== MATERIAL SUPPLIED ==
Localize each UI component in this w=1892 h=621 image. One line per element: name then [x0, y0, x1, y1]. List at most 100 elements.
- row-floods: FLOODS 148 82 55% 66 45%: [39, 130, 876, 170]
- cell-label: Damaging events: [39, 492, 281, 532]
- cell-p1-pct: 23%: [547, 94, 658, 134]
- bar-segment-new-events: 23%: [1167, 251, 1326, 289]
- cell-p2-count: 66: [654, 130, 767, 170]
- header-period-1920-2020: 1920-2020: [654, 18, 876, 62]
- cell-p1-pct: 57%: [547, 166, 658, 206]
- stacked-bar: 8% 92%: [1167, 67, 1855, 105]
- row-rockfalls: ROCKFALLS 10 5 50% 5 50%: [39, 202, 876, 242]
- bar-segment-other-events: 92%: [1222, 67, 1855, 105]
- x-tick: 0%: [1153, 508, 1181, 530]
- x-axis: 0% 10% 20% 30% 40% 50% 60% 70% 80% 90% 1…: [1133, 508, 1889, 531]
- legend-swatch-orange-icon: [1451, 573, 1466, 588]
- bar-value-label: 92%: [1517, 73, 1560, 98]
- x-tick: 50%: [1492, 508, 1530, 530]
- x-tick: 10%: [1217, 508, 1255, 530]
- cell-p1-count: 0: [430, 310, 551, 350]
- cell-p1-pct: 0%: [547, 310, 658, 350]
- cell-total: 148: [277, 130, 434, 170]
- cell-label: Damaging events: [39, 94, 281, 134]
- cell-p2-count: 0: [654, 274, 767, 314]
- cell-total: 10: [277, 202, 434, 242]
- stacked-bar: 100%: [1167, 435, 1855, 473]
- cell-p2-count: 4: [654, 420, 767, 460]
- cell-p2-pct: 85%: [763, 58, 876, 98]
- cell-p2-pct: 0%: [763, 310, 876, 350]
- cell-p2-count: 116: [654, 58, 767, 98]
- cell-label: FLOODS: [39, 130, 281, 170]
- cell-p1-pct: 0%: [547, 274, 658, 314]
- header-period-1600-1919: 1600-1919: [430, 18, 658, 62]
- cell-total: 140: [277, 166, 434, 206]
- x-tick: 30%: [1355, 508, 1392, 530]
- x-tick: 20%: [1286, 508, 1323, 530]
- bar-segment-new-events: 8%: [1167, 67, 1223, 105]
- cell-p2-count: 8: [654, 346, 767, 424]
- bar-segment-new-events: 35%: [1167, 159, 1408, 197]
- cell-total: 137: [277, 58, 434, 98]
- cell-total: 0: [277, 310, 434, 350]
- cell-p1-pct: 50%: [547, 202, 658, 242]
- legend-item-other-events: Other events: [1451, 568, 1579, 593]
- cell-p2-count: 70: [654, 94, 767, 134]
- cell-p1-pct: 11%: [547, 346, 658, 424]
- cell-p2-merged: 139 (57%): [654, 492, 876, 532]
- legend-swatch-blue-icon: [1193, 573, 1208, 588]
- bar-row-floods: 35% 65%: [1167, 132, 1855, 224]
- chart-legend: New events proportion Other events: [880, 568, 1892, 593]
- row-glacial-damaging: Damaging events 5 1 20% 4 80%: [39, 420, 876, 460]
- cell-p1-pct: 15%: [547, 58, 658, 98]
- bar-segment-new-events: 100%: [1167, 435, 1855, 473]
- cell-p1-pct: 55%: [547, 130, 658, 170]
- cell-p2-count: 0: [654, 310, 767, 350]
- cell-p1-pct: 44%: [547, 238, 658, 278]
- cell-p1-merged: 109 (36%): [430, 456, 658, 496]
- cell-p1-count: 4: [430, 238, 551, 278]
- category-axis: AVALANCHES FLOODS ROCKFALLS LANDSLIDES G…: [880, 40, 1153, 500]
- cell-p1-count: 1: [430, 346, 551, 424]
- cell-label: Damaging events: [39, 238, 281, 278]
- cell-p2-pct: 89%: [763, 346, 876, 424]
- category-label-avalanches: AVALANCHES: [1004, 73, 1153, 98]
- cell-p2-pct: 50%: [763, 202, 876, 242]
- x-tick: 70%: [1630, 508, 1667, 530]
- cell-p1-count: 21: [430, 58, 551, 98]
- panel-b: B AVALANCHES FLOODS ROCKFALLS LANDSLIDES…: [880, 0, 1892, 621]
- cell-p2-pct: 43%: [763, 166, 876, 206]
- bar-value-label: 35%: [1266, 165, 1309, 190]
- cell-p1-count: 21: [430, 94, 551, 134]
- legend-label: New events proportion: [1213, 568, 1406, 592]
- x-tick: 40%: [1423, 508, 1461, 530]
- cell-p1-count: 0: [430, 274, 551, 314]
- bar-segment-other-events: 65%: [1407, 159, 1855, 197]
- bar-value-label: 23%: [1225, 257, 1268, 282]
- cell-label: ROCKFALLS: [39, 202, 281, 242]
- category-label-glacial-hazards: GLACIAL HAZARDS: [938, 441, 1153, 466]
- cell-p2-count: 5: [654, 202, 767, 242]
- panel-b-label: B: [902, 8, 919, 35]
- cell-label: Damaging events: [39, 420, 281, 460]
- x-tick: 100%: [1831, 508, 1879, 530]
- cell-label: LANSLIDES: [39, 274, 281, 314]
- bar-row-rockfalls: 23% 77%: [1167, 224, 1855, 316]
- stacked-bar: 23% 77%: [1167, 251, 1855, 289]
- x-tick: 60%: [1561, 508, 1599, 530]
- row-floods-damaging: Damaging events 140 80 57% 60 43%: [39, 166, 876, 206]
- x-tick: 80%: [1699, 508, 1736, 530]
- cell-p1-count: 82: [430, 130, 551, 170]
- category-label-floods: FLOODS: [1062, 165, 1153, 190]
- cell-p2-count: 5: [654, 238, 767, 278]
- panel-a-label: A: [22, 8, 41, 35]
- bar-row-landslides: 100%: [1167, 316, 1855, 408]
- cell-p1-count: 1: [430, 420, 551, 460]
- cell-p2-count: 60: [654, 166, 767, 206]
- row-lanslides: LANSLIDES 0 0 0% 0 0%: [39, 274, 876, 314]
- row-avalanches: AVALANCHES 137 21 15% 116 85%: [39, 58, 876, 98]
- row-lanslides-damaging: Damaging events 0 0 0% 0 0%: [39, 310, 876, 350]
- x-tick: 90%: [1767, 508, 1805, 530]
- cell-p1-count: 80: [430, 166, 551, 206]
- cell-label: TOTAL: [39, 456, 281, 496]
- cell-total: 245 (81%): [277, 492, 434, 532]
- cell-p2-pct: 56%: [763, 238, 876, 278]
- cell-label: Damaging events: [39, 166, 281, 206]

== TASK STATEMENT ==
Copy out each of the lines above verbatim, with no changes of any kind.

== SOLUTION TO THE EXERCISE ==
Localize each UI component in this w=1892 h=621 image. One line per element: name then [x0, y0, x1, y1]. List at most 100 elements.
- row-floods: FLOODS 148 82 55% 66 45%: [39, 130, 876, 170]
- cell-label: Damaging events: [39, 492, 281, 532]
- cell-p1-pct: 23%: [547, 94, 658, 134]
- bar-segment-new-events: 23%: [1167, 251, 1326, 289]
- cell-p2-count: 66: [654, 130, 767, 170]
- header-period-1920-2020: 1920-2020: [654, 18, 876, 62]
- cell-p1-pct: 57%: [547, 166, 658, 206]
- stacked-bar: 8% 92%: [1167, 67, 1855, 105]
- row-rockfalls: ROCKFALLS 10 5 50% 5 50%: [39, 202, 876, 242]
- bar-segment-other-events: 92%: [1222, 67, 1855, 105]
- x-tick: 0%: [1153, 508, 1181, 530]
- x-axis: 0% 10% 20% 30% 40% 50% 60% 70% 80% 90% 1…: [1133, 508, 1889, 531]
- legend-swatch-orange-icon: [1451, 573, 1466, 588]
- bar-value-label: 92%: [1517, 73, 1560, 98]
- x-tick: 50%: [1492, 508, 1530, 530]
- x-tick: 10%: [1217, 508, 1255, 530]
- cell-p1-count: 0: [430, 310, 551, 350]
- cell-p1-pct: 0%: [547, 310, 658, 350]
- cell-total: 148: [277, 130, 434, 170]
- cell-label: Damaging events: [39, 94, 281, 134]
- cell-p2-count: 0: [654, 274, 767, 314]
- cell-total: 10: [277, 202, 434, 242]
- stacked-bar: 100%: [1167, 435, 1855, 473]
- cell-p2-count: 4: [654, 420, 767, 460]
- cell-p2-pct: 85%: [763, 58, 876, 98]
- cell-p2-pct: 0%: [763, 310, 876, 350]
- cell-p2-count: 116: [654, 58, 767, 98]
- cell-label: FLOODS: [39, 130, 281, 170]
- cell-p1-pct: 0%: [547, 274, 658, 314]
- header-period-1600-1919: 1600-1919: [430, 18, 658, 62]
- cell-total: 140: [277, 166, 434, 206]
- x-tick: 30%: [1355, 508, 1392, 530]
- x-tick: 20%: [1286, 508, 1323, 530]
- bar-segment-new-events: 8%: [1167, 67, 1223, 105]
- cell-p2-count: 8: [654, 346, 767, 424]
- bar-segment-new-events: 35%: [1167, 159, 1408, 197]
- cell-total: 137: [277, 58, 434, 98]
- cell-total: 0: [277, 310, 434, 350]
- cell-p1-pct: 50%: [547, 202, 658, 242]
- legend-item-other-events: Other events: [1451, 568, 1579, 593]
- cell-p2-count: 70: [654, 94, 767, 134]
- cell-p1-pct: 11%: [547, 346, 658, 424]
- cell-p2-merged: 139 (57%): [654, 492, 876, 532]
- legend-swatch-blue-icon: [1193, 573, 1208, 588]
- bar-row-floods: 35% 65%: [1167, 132, 1855, 224]
- chart-legend: New events proportion Other events: [880, 568, 1892, 593]
- row-glacial-damaging: Damaging events 5 1 20% 4 80%: [39, 420, 876, 460]
- cell-p1-pct: 15%: [547, 58, 658, 98]
- bar-segment-new-events: 100%: [1167, 435, 1855, 473]
- cell-p1-pct: 55%: [547, 130, 658, 170]
- cell-p2-count: 0: [654, 310, 767, 350]
- cell-p1-pct: 44%: [547, 238, 658, 278]
- cell-p1-merged: 109 (36%): [430, 456, 658, 496]
- cell-p1-count: 4: [430, 238, 551, 278]
- category-axis: AVALANCHES FLOODS ROCKFALLS LANDSLIDES G…: [880, 40, 1153, 500]
- cell-p1-count: 1: [430, 346, 551, 424]
- cell-label: Damaging events: [39, 238, 281, 278]
- cell-p2-pct: 89%: [763, 346, 876, 424]
- category-label-avalanches: AVALANCHES: [1004, 73, 1153, 98]
- cell-p2-pct: 50%: [763, 202, 876, 242]
- x-tick: 70%: [1630, 508, 1667, 530]
- cell-p1-count: 21: [430, 58, 551, 98]
- panel-b: B AVALANCHES FLOODS ROCKFALLS LANDSLIDES…: [880, 0, 1892, 621]
- cell-p2-pct: 43%: [763, 166, 876, 206]
- bar-value-label: 35%: [1266, 165, 1309, 190]
- cell-p1-count: 21: [430, 94, 551, 134]
- legend-label: New events proportion: [1213, 568, 1406, 592]
- x-tick: 40%: [1423, 508, 1461, 530]
- cell-p1-count: 0: [430, 274, 551, 314]
- bar-segment-other-events: 65%: [1407, 159, 1855, 197]
- bar-value-label: 23%: [1225, 257, 1268, 282]
- cell-label: ROCKFALLS: [39, 202, 281, 242]
- category-label-glacial-hazards: GLACIAL HAZARDS: [938, 441, 1153, 466]
- cell-p2-count: 5: [654, 202, 767, 242]
- panel-b-label: B: [902, 8, 919, 35]
- cell-label: Damaging events: [39, 420, 281, 460]
- x-tick: 100%: [1831, 508, 1879, 530]
- cell-label: LANSLIDES: [39, 274, 281, 314]
- bar-row-rockfalls: 23% 77%: [1167, 224, 1855, 316]
- stacked-bar: 23% 77%: [1167, 251, 1855, 289]
- x-tick: 60%: [1561, 508, 1599, 530]
- row-floods-damaging: Damaging events 140 80 57% 60 43%: [39, 166, 876, 206]
- x-tick: 80%: [1699, 508, 1736, 530]
- cell-p1-count: 82: [430, 130, 551, 170]
- category-label-floods: FLOODS: [1062, 165, 1153, 190]
- cell-p2-count: 5: [654, 238, 767, 278]
- panel-a-label: A: [22, 8, 41, 35]
- bar-row-landslides: 100%: [1167, 316, 1855, 408]
- cell-p1-count: 1: [430, 420, 551, 460]
- cell-p2-count: 60: [654, 166, 767, 206]
- row-lanslides: LANSLIDES 0 0 0% 0 0%: [39, 274, 876, 314]
- row-avalanches: AVALANCHES 137 21 15% 116 85%: [39, 58, 876, 98]
- row-lanslides-damaging: Damaging events 0 0 0% 0 0%: [39, 310, 876, 350]
- x-tick: 90%: [1767, 508, 1805, 530]
- cell-p1-count: 80: [430, 166, 551, 206]
- cell-label: TOTAL: [39, 456, 281, 496]
- cell-total: 245 (81%): [277, 492, 434, 532]
- cell-p2-pct: 56%: [763, 238, 876, 278]
- cell-label: Damaging events: [39, 166, 281, 206]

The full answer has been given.